— START Data listing —

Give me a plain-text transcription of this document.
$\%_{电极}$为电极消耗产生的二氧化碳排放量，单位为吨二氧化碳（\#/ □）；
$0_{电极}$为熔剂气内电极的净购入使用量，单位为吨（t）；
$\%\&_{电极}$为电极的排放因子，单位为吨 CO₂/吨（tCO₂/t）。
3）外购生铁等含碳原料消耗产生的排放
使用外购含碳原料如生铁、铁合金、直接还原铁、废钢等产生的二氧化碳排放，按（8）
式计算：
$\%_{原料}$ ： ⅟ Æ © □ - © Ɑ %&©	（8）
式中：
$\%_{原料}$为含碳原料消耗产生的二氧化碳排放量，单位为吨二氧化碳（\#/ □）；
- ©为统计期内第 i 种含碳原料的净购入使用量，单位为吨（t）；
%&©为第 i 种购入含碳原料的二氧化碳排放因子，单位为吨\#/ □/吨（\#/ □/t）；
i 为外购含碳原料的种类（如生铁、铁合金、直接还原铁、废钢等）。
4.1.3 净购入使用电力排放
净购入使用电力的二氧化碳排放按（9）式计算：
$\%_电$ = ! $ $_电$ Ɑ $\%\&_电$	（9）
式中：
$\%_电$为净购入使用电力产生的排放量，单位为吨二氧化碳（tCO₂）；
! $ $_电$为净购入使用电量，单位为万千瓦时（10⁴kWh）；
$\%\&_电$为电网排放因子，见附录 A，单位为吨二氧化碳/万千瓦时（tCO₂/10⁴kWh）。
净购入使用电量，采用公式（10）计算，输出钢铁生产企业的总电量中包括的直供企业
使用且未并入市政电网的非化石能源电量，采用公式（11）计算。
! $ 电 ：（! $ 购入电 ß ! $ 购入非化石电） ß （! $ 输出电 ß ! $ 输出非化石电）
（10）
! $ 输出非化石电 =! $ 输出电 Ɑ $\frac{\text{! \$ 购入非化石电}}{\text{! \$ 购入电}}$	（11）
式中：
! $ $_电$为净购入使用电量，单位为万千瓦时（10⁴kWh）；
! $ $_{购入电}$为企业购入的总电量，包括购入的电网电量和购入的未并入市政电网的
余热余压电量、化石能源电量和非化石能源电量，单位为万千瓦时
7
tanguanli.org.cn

— END Data listing —

• Stated goal
Above are the records; retype every one exactly.

• Answer in full
Give me a plain-text transcription of this document.
$\%_{电极}$为电极消耗产生的二氧化碳排放量，单位为吨二氧化碳（\#/ □）；
$0_{电极}$为熔剂气内电极的净购入使用量，单位为吨（t）；
$\%\&_{电极}$为电极的排放因子，单位为吨 CO₂/吨（tCO₂/t）。
3）外购生铁等含碳原料消耗产生的排放
使用外购含碳原料如生铁、铁合金、直接还原铁、废钢等产生的二氧化碳排放，按（8）
式计算：
$\%_{原料}$ ： ⅟ Æ © □ - © Ɑ %&©	（8）
式中：
$\%_{原料}$为含碳原料消耗产生的二氧化碳排放量，单位为吨二氧化碳（\#/ □）；
- ©为统计期内第 i 种含碳原料的净购入使用量，单位为吨（t）；
%&©为第 i 种购入含碳原料的二氧化碳排放因子，单位为吨\#/ □/吨（\#/ □/t）；
i 为外购含碳原料的种类（如生铁、铁合金、直接还原铁、废钢等）。
4.1.3 净购入使用电力排放
净购入使用电力的二氧化碳排放按（9）式计算：
$\%_电$ = ! $ $_电$ Ɑ $\%\&_电$	（9）
式中：
$\%_电$为净购入使用电力产生的排放量，单位为吨二氧化碳（tCO₂）；
! $ $_电$为净购入使用电量，单位为万千瓦时（10⁴kWh）；
$\%\&_电$为电网排放因子，见附录 A，单位为吨二氧化碳/万千瓦时（tCO₂/10⁴kWh）。
净购入使用电量，采用公式（10）计算，输出钢铁生产企业的总电量中包括的直供企业
使用且未并入市政电网的非化石能源电量，采用公式（11）计算。
! $ 电 ：（! $ 购入电 ß ! $ 购入非化石电） ß （! $ 输出电 ß ! $ 输出非化石电）
（10）
! $ 输出非化石电 =! $ 输出电 Ɑ $\frac{\text{! \$ 购入非化石电}}{\text{! \$ 购入电}}$	（11）
式中：
! $ $_电$为净购入使用电量，单位为万千瓦时（10⁴kWh）；
! $ $_{购入电}$为企业购入的总电量，包括购入的电网电量和购入的未并入市政电网的
余热余压电量、化石能源电量和非化石能源电量，单位为万千瓦时
7
tanguanli.org.cn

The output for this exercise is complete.